**What needs to be done**. Return the records that follow unaltered. Omit every picture.

**Stored data**.
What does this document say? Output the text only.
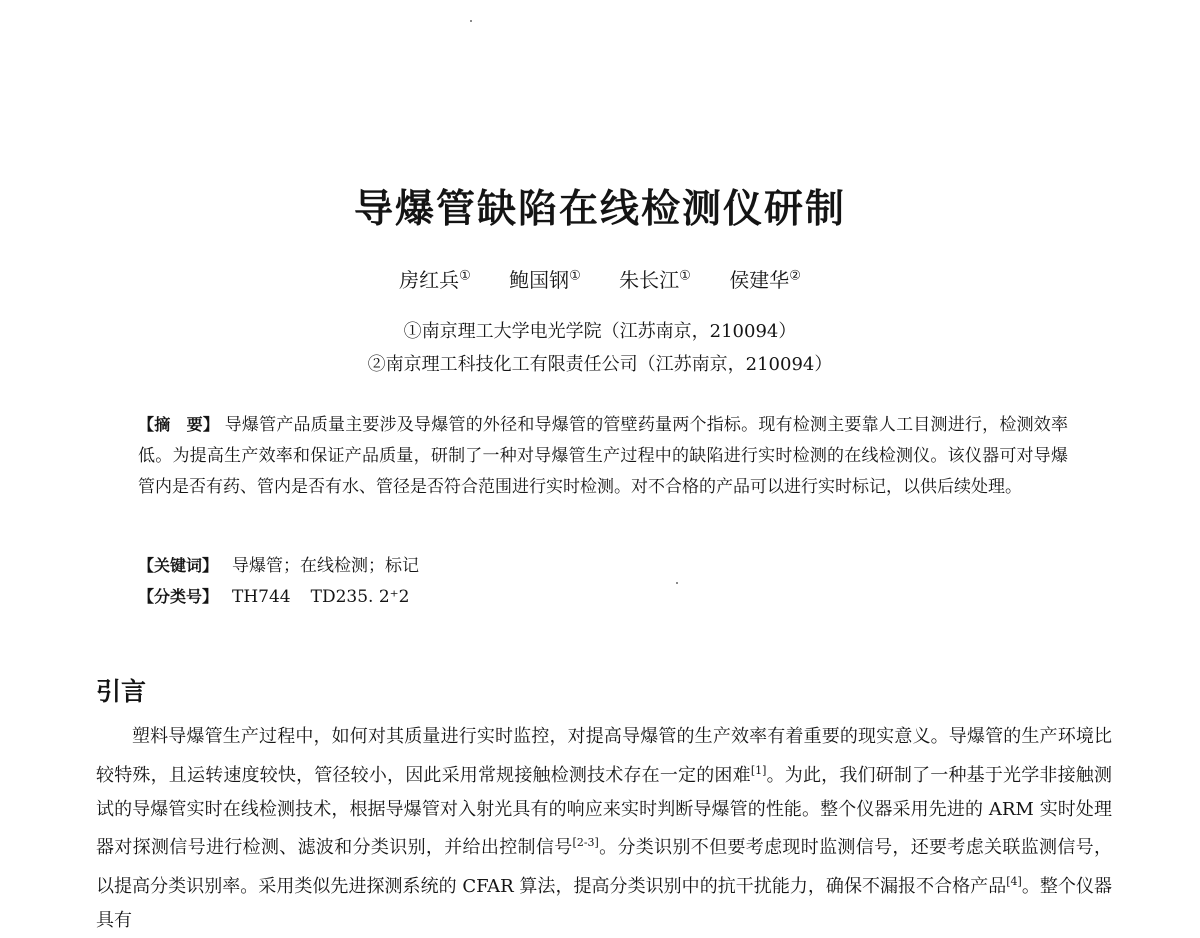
导爆管缺陷在线检测仪研制
房红兵① 鲍国钢① 朱长江① 侯建华②
①南京理工大学电光学院（江苏南京，210094）
②南京理工科技化工有限责任公司（江苏南京，210094）
【摘　要】 导爆管产品质量主要涉及导爆管的外径和导爆管的管壁药量两个指标。现有检测主要靠人工目测进行，检测效率低。为提高生产效率和保证产品质量，研制了一种对导爆管生产过程中的缺陷进行实时检测的在线检测仪。该仪器可对导爆管内是否有药、管内是否有水、管径是否符合范围进行实时检测。对不合格的产品可以进行实时标记，以供后续处理。
【关键词】 导爆管；在线检测；标记
【分类号】 TH744 TD235. 2⁺2
引言
塑料导爆管生产过程中，如何对其质量进行实时监控，对提高导爆管的生产效率有着重要的现实意义。导爆管的生产环境比较特殊，且运转速度较快，管径较小，因此采用常规接触检测技术存在一定的困难[1]。为此，我们研制了一种基于光学非接触测试的导爆管实时在线检测技术，根据导爆管对入射光具有的响应来实时判断导爆管的性能。整个仪器采用先进的 ARM 实时处理器对探测信号进行检测、滤波和分类识别，并给出控制信号[2-3]。分类识别不但要考虑现时监测信号，还要考虑关联监测信号，以提高分类识别率。采用类似先进探测系统的 CFAR 算法，提高分类识别中的抗干扰能力，确保不漏报不合格产品[4]。整个仪器具有
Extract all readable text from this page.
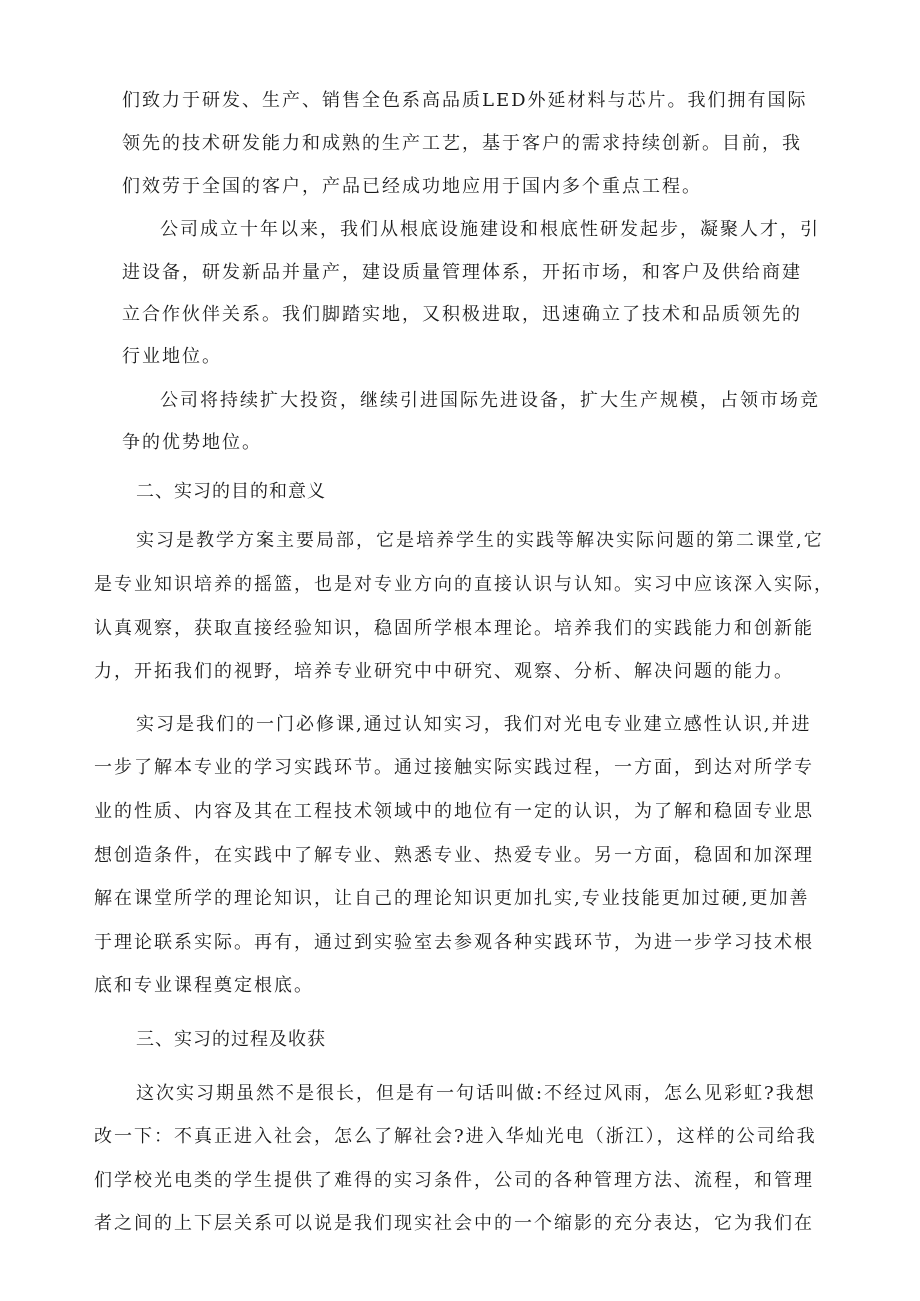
们致力于研发、生产、销售全色系高品质LED外延材料与芯片。我们拥有国际
领先的技术研发能力和成熟的生产工艺，基于客户的需求持续创新。目前，我
们效劳于全国的客户，产品已经成功地应用于国内多个重点工程。
公司成立十年以来，我们从根底设施建设和根底性研发起步，凝聚人才，引
进设备，研发新品并量产，建设质量管理体系，开拓市场，和客户及供给商建
立合作伙伴关系。我们脚踏实地，又积极进取，迅速确立了技术和品质领先的
行业地位。
公司将持续扩大投资，继续引进国际先进设备，扩大生产规模，占领市场竞
争的优势地位。
二、实习的目的和意义
实习是教学方案主要局部，它是培养学生的实践等解决实际问题的第二课堂,它
是专业知识培养的摇篮，也是对专业方向的直接认识与认知。实习中应该深入实际，
认真观察，获取直接经验知识，稳固所学根本理论。培养我们的实践能力和创新能
力，开拓我们的视野，培养专业研究中中研究、观察、分析、解决问题的能力。
实习是我们的一门必修课,通过认知实习，我们对光电专业建立感性认识,并进
一步了解本专业的学习实践环节。通过接触实际实践过程，一方面，到达对所学专
业的性质、内容及其在工程技术领域中的地位有一定的认识，为了解和稳固专业思
想创造条件，在实践中了解专业、熟悉专业、热爱专业。另一方面，稳固和加深理
解在课堂所学的理论知识，让自己的理论知识更加扎实,专业技能更加过硬,更加善
于理论联系实际。再有，通过到实验室去参观各种实践环节，为进一步学习技术根
底和专业课程奠定根底。
三、实习的过程及收获
这次实习期虽然不是很长，但是有一句话叫做:不经过风雨，怎么见彩虹?我想
改一下：不真正进入社会，怎么了解社会?进入华灿光电（浙江），这样的公司给我
们学校光电类的学生提供了难得的实习条件，公司的各种管理方法、流程，和管理
者之间的上下层关系可以说是我们现实社会中的一个缩影的充分表达，它为我们在
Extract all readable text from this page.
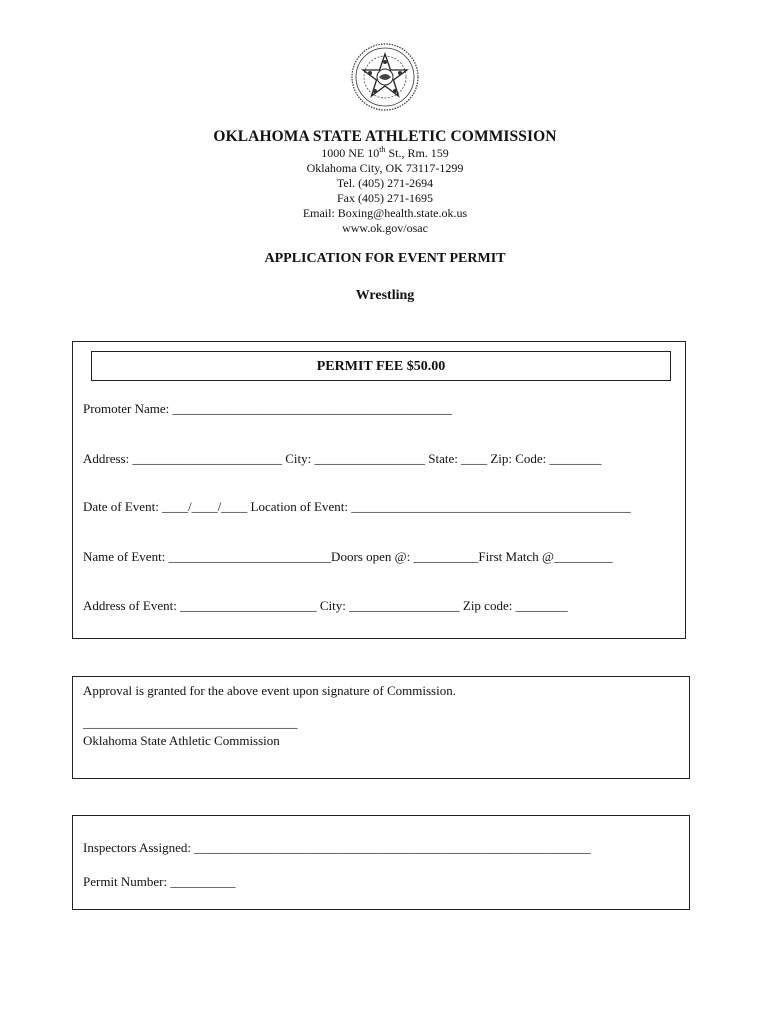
OKLAHOMA STATE ATHLETIC COMMISSION
1000 NE 10th St., Rm. 159
Oklahoma City, OK 73117-1299
Tel. (405) 271-2694
Fax (405) 271-1695
Email: Boxing@health.state.ok.us
www.ok.gov/osac
APPLICATION FOR EVENT PERMIT
Wrestling
PERMIT FEE $50.00
Promoter Name: ___________________________________________
Address: _______________________ City: _________________ State: ____ Zip: Code: ________
Date of Event: ____/____/____ Location of Event: ___________________________________________
Name of Event: _________________________Doors open @: __________First Match @_________
Address of Event: _____________________ City: _________________ Zip code: ________
Approval is granted for the above event upon signature of Commission.
_________________________________
Oklahoma State Athletic Commission
Inspectors Assigned: _____________________________________________________________
Permit Number: __________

**Problem solution**.
What does this document say? Output the text only.
导爆管缺陷在线检测仪研制
房红兵① 鲍国钢① 朱长江① 侯建华②
①南京理工大学电光学院（江苏南京，210094）
②南京理工科技化工有限责任公司（江苏南京，210094）
【摘　要】 导爆管产品质量主要涉及导爆管的外径和导爆管的管壁药量两个指标。现有检测主要靠人工目测进行，检测效率低。为提高生产效率和保证产品质量，研制了一种对导爆管生产过程中的缺陷进行实时检测的在线检测仪。该仪器可对导爆管内是否有药、管内是否有水、管径是否符合范围进行实时检测。对不合格的产品可以进行实时标记，以供后续处理。
【关键词】 导爆管；在线检测；标记
【分类号】 TH744 TD235. 2⁺2
引言
塑料导爆管生产过程中，如何对其质量进行实时监控，对提高导爆管的生产效率有着重要的现实意义。导爆管的生产环境比较特殊，且运转速度较快，管径较小，因此采用常规接触检测技术存在一定的困难[1]。为此，我们研制了一种基于光学非接触测试的导爆管实时在线检测技术，根据导爆管对入射光具有的响应来实时判断导爆管的性能。整个仪器采用先进的 ARM 实时处理器对探测信号进行检测、滤波和分类识别，并给出控制信号[2-3]。分类识别不但要考虑现时监测信号，还要考虑关联监测信号，以提高分类识别率。采用类似先进探测系统的 CFAR 算法，提高分类识别中的抗干扰能力，确保不漏报不合格产品[4]。整个仪器具有
Extract all readable text from this page.
们致力于研发、生产、销售全色系高品质LED外延材料与芯片。我们拥有国际
领先的技术研发能力和成熟的生产工艺，基于客户的需求持续创新。目前，我
们效劳于全国的客户，产品已经成功地应用于国内多个重点工程。
公司成立十年以来，我们从根底设施建设和根底性研发起步，凝聚人才，引
进设备，研发新品并量产，建设质量管理体系，开拓市场，和客户及供给商建
立合作伙伴关系。我们脚踏实地，又积极进取，迅速确立了技术和品质领先的
行业地位。
公司将持续扩大投资，继续引进国际先进设备，扩大生产规模，占领市场竞
争的优势地位。
二、实习的目的和意义
实习是教学方案主要局部，它是培养学生的实践等解决实际问题的第二课堂,它
是专业知识培养的摇篮，也是对专业方向的直接认识与认知。实习中应该深入实际，
认真观察，获取直接经验知识，稳固所学根本理论。培养我们的实践能力和创新能
力，开拓我们的视野，培养专业研究中中研究、观察、分析、解决问题的能力。
实习是我们的一门必修课,通过认知实习，我们对光电专业建立感性认识,并进
一步了解本专业的学习实践环节。通过接触实际实践过程，一方面，到达对所学专
业的性质、内容及其在工程技术领域中的地位有一定的认识，为了解和稳固专业思
想创造条件，在实践中了解专业、熟悉专业、热爱专业。另一方面，稳固和加深理
解在课堂所学的理论知识，让自己的理论知识更加扎实,专业技能更加过硬,更加善
于理论联系实际。再有，通过到实验室去参观各种实践环节，为进一步学习技术根
底和专业课程奠定根底。
三、实习的过程及收获
这次实习期虽然不是很长，但是有一句话叫做:不经过风雨，怎么见彩虹?我想
改一下：不真正进入社会，怎么了解社会?进入华灿光电（浙江），这样的公司给我
们学校光电类的学生提供了难得的实习条件，公司的各种管理方法、流程，和管理
者之间的上下层关系可以说是我们现实社会中的一个缩影的充分表达，它为我们在
Extract all readable text from this page.
OKLAHOMA STATE ATHLETIC COMMISSION
1000 NE 10th St., Rm. 159
Oklahoma City, OK 73117-1299
Tel. (405) 271-2694
Fax (405) 271-1695
Email: Boxing@health.state.ok.us
www.ok.gov/osac
APPLICATION FOR EVENT PERMIT
Wrestling
PERMIT FEE $50.00
Promoter Name: ___________________________________________
Address: _______________________ City: _________________ State: ____ Zip: Code: ________
Date of Event: ____/____/____ Location of Event: ___________________________________________
Name of Event: _________________________Doors open @: __________First Match @_________
Address of Event: _____________________ City: _________________ Zip code: ________
Approval is granted for the above event upon signature of Commission.
_________________________________
Oklahoma State Athletic Commission
Inspectors Assigned: _____________________________________________________________
Permit Number: __________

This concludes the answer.